- _BRIEF_:
Wherever a line holds the string "https", copy that line.

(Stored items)
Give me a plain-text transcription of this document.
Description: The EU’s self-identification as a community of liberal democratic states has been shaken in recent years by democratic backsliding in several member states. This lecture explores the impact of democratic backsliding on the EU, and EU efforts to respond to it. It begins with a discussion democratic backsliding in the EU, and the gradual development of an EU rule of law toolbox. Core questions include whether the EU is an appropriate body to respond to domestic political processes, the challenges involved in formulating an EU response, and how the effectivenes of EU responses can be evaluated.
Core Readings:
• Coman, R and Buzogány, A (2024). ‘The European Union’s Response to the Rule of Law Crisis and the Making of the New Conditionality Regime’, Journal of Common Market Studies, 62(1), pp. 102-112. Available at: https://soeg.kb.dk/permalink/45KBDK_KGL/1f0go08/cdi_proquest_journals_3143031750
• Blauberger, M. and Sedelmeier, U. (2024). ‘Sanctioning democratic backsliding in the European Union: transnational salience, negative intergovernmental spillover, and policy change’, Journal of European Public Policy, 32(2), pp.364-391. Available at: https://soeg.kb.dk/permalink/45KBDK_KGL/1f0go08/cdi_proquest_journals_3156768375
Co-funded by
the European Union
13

- _THE SOLUTION_:
• Coman, R and Buzogány, A (2024). ‘The European Union’s Response to the Rule of Law Crisis and the Making of the New Conditionality Regime’, Journal of Common Market Studies, 62(1), pp. 102-112. Available at: https://soeg.kb.dk/permalink/45KBDK_KGL/1f0go08/cdi_proquest_journals_3143031750
• Blauberger, M. and Sedelmeier, U. (2024). ‘Sanctioning democratic backsliding in the European Union: transnational salience, negative intergovernmental spillover, and policy change’, Journal of European Public Policy, 32(2), pp.364-391. Available at: https://soeg.kb.dk/permalink/45KBDK_KGL/1f0go08/cdi_proquest_journals_3156768375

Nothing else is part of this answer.